Set problem: Write out the entries verbatim and leave the images out of the copy.

Information shown:
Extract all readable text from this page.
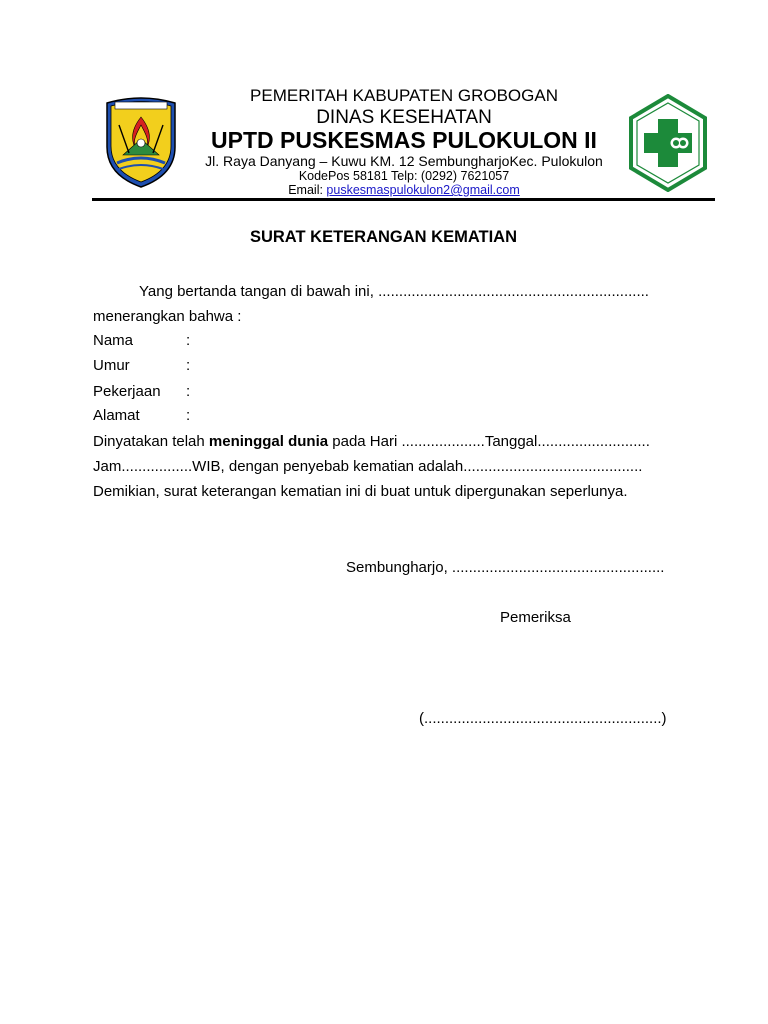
PEMERITAH KABUPATEN GROBOGAN
DINAS KESEHATAN
UPTD PUSKESMAS PULOKULON II
Jl. Raya Danyang – Kuwu KM. 12 SembungharjoKec. Pulokulon
KodePos 58181 Telp: (0292) 7621057
Email: puskesmaspulokulon2@gmail.com
SURAT KETERANGAN KEMATIAN
Yang bertanda tangan di bawah ini, .................................................................
menerangkan bahwa :
Nama	:
Umur	:
Pekerjaan :
Alamat	:
Dinyatakan telah meninggal dunia pada Hari ....................Tanggal...........................
Jam.................WIB, dengan penyebab kematian adalah...........................................
Demikian, surat keterangan kematian ini di buat untuk dipergunakan seperlunya.
Sembungharjo, ...................................................
Pemeriksa
(.........................................................)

Result for this exercise:
Extract all readable text from this page.
PEMERITAH KABUPATEN GROBOGAN
DINAS KESEHATAN
UPTD PUSKESMAS PULOKULON II
Jl. Raya Danyang – Kuwu KM. 12 SembungharjoKec. Pulokulon
KodePos 58181 Telp: (0292) 7621057
Email: puskesmaspulokulon2@gmail.com
SURAT KETERANGAN KEMATIAN
Yang bertanda tangan di bawah ini, .................................................................
menerangkan bahwa :
Nama	:
Umur	:
Pekerjaan :
Alamat	:
Dinyatakan telah meninggal dunia pada Hari ....................Tanggal...........................
Jam.................WIB, dengan penyebab kematian adalah...........................................
Demikian, surat keterangan kematian ini di buat untuk dipergunakan seperlunya.
Sembungharjo, ...................................................
Pemeriksa
(.........................................................)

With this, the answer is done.